**Directive**
Write out the records below word for word, please.

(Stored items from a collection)

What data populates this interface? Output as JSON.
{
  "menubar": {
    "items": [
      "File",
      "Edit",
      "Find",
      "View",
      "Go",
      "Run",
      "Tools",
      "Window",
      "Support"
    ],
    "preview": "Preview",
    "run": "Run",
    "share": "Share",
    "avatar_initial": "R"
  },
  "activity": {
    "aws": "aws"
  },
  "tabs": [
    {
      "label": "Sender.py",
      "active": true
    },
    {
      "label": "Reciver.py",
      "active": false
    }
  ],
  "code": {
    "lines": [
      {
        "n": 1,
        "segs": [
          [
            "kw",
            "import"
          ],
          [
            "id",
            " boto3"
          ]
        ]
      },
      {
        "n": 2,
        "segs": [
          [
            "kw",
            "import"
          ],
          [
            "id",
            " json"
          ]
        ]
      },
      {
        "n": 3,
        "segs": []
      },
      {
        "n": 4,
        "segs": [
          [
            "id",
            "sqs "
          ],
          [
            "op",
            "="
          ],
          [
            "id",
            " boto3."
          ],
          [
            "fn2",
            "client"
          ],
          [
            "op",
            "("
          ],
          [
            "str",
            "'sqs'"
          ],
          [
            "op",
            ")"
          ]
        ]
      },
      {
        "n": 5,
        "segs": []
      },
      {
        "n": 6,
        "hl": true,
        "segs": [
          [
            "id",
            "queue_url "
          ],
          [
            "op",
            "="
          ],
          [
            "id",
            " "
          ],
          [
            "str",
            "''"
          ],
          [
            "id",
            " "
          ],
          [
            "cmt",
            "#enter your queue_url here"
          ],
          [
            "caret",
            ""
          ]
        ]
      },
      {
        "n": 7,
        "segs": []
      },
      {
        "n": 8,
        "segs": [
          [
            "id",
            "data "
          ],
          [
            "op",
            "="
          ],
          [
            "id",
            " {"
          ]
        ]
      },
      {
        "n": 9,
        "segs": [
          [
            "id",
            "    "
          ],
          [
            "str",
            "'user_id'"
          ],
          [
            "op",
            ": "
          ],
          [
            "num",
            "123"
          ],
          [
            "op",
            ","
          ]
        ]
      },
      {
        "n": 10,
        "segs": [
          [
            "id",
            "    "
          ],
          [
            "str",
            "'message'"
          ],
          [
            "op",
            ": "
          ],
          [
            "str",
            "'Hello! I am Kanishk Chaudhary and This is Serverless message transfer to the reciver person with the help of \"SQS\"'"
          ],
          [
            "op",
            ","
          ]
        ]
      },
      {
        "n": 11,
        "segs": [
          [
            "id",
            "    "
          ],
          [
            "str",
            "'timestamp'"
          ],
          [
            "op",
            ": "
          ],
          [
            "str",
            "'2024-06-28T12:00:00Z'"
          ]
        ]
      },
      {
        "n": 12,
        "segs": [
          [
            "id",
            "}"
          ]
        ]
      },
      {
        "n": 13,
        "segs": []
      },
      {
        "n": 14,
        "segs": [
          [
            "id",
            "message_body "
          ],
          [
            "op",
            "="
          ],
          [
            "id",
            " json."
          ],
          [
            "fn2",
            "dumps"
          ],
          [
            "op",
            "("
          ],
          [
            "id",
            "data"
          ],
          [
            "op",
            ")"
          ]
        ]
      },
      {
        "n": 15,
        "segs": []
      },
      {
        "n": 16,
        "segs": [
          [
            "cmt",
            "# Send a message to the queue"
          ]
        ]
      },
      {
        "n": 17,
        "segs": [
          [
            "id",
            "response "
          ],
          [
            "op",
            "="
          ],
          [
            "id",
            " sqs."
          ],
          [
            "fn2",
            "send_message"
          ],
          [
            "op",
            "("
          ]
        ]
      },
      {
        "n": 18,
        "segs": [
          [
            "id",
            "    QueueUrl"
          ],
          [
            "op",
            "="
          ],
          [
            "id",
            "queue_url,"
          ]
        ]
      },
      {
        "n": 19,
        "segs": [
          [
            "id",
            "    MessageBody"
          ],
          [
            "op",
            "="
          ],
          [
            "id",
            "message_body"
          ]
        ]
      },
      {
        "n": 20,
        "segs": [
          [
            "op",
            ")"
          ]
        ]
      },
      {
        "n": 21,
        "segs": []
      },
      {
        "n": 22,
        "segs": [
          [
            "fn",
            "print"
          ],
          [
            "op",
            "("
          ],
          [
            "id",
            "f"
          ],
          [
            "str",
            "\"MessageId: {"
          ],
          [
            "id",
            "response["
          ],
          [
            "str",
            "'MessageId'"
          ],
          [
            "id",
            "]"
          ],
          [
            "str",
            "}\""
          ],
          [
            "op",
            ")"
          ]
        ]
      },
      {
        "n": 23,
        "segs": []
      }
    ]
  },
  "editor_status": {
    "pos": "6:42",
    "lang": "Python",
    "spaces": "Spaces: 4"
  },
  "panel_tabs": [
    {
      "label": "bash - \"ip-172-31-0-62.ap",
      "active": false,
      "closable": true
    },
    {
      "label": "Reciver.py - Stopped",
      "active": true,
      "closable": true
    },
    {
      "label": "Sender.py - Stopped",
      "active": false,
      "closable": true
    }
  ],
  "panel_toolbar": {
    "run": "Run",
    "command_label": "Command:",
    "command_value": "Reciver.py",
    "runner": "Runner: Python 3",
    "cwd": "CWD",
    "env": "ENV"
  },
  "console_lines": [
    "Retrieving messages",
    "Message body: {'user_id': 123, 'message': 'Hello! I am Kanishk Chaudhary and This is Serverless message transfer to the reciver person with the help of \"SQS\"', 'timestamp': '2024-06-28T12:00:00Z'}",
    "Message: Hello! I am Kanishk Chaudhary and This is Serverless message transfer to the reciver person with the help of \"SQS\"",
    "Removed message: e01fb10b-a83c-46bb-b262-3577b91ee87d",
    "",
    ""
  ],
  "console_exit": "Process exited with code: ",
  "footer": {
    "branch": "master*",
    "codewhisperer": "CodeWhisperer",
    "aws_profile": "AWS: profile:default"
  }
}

**Result for this exercise**
What data populates this interface? Output as JSON.
{
  "menubar": {
    "items": [
      "File",
      "Edit",
      "Find",
      "View",
      "Go",
      "Run",
      "Tools",
      "Window",
      "Support"
    ],
    "preview": "Preview",
    "run": "Run",
    "share": "Share",
    "avatar_initial": "R"
  },
  "activity": {
    "aws": "aws"
  },
  "tabs": [
    {
      "label": "Sender.py",
      "active": true
    },
    {
      "label": "Reciver.py",
      "active": false
    }
  ],
  "code": {
    "lines": [
      {
        "n": 1,
        "segs": [
          [
            "kw",
            "import"
          ],
          [
            "id",
            " boto3"
          ]
        ]
      },
      {
        "n": 2,
        "segs": [
          [
            "kw",
            "import"
          ],
          [
            "id",
            " json"
          ]
        ]
      },
      {
        "n": 3,
        "segs": []
      },
      {
        "n": 4,
        "segs": [
          [
            "id",
            "sqs "
          ],
          [
            "op",
            "="
          ],
          [
            "id",
            " boto3."
          ],
          [
            "fn2",
            "client"
          ],
          [
            "op",
            "("
          ],
          [
            "str",
            "'sqs'"
          ],
          [
            "op",
            ")"
          ]
        ]
      },
      {
        "n": 5,
        "segs": []
      },
      {
        "n": 6,
        "hl": true,
        "segs": [
          [
            "id",
            "queue_url "
          ],
          [
            "op",
            "="
          ],
          [
            "id",
            " "
          ],
          [
            "str",
            "''"
          ],
          [
            "id",
            " "
          ],
          [
            "cmt",
            "#enter your queue_url here"
          ],
          [
            "caret",
            ""
          ]
        ]
      },
      {
        "n": 7,
        "segs": []
      },
      {
        "n": 8,
        "segs": [
          [
            "id",
            "data "
          ],
          [
            "op",
            "="
          ],
          [
            "id",
            " {"
          ]
        ]
      },
      {
        "n": 9,
        "segs": [
          [
            "id",
            "    "
          ],
          [
            "str",
            "'user_id'"
          ],
          [
            "op",
            ": "
          ],
          [
            "num",
            "123"
          ],
          [
            "op",
            ","
          ]
        ]
      },
      {
        "n": 10,
        "segs": [
          [
            "id",
            "    "
          ],
          [
            "str",
            "'message'"
          ],
          [
            "op",
            ": "
          ],
          [
            "str",
            "'Hello! I am Kanishk Chaudhary and This is Serverless message transfer to the reciver person with the help of \"SQS\"'"
          ],
          [
            "op",
            ","
          ]
        ]
      },
      {
        "n": 11,
        "segs": [
          [
            "id",
            "    "
          ],
          [
            "str",
            "'timestamp'"
          ],
          [
            "op",
            ": "
          ],
          [
            "str",
            "'2024-06-28T12:00:00Z'"
          ]
        ]
      },
      {
        "n": 12,
        "segs": [
          [
            "id",
            "}"
          ]
        ]
      },
      {
        "n": 13,
        "segs": []
      },
      {
        "n": 14,
        "segs": [
          [
            "id",
            "message_body "
          ],
          [
            "op",
            "="
          ],
          [
            "id",
            " json."
          ],
          [
            "fn2",
            "dumps"
          ],
          [
            "op",
            "("
          ],
          [
            "id",
            "data"
          ],
          [
            "op",
            ")"
          ]
        ]
      },
      {
        "n": 15,
        "segs": []
      },
      {
        "n": 16,
        "segs": [
          [
            "cmt",
            "# Send a message to the queue"
          ]
        ]
      },
      {
        "n": 17,
        "segs": [
          [
            "id",
            "response "
          ],
          [
            "op",
            "="
          ],
          [
            "id",
            " sqs."
          ],
          [
            "fn2",
            "send_message"
          ],
          [
            "op",
            "("
          ]
        ]
      },
      {
        "n": 18,
        "segs": [
          [
            "id",
            "    QueueUrl"
          ],
          [
            "op",
            "="
          ],
          [
            "id",
            "queue_url,"
          ]
        ]
      },
      {
        "n": 19,
        "segs": [
          [
            "id",
            "    MessageBody"
          ],
          [
            "op",
            "="
          ],
          [
            "id",
            "message_body"
          ]
        ]
      },
      {
        "n": 20,
        "segs": [
          [
            "op",
            ")"
          ]
        ]
      },
      {
        "n": 21,
        "segs": []
      },
      {
        "n": 22,
        "segs": [
          [
            "fn",
            "print"
          ],
          [
            "op",
            "("
          ],
          [
            "id",
            "f"
          ],
          [
            "str",
            "\"MessageId: {"
          ],
          [
            "id",
            "response["
          ],
          [
            "str",
            "'MessageId'"
          ],
          [
            "id",
            "]"
          ],
          [
            "str",
            "}\""
          ],
          [
            "op",
            ")"
          ]
        ]
      },
      {
        "n": 23,
        "segs": []
      }
    ]
  },
  "editor_status": {
    "pos": "6:42",
    "lang": "Python",
    "spaces": "Spaces: 4"
  },
  "panel_tabs": [
    {
      "label": "bash - \"ip-172-31-0-62.ap",
      "active": false,
      "closable": true
    },
    {
      "label": "Reciver.py - Stopped",
      "active": true,
      "closable": true
    },
    {
      "label": "Sender.py - Stopped",
      "active": false,
      "closable": true
    }
  ],
  "panel_toolbar": {
    "run": "Run",
    "command_label": "Command:",
    "command_value": "Reciver.py",
    "runner": "Runner: Python 3",
    "cwd": "CWD",
    "env": "ENV"
  },
  "console_lines": [
    "Retrieving messages",
    "Message body: {'user_id': 123, 'message': 'Hello! I am Kanishk Chaudhary and This is Serverless message transfer to the reciver person with the help of \"SQS\"', 'timestamp': '2024-06-28T12:00:00Z'}",
    "Message: Hello! I am Kanishk Chaudhary and This is Serverless message transfer to the reciver person with the help of \"SQS\"",
    "Removed message: e01fb10b-a83c-46bb-b262-3577b91ee87d",
    "",
    ""
  ],
  "console_exit": "Process exited with code: ",
  "footer": {
    "branch": "master*",
    "codewhisperer": "CodeWhisperer",
    "aws_profile": "AWS: profile:default"
  }
}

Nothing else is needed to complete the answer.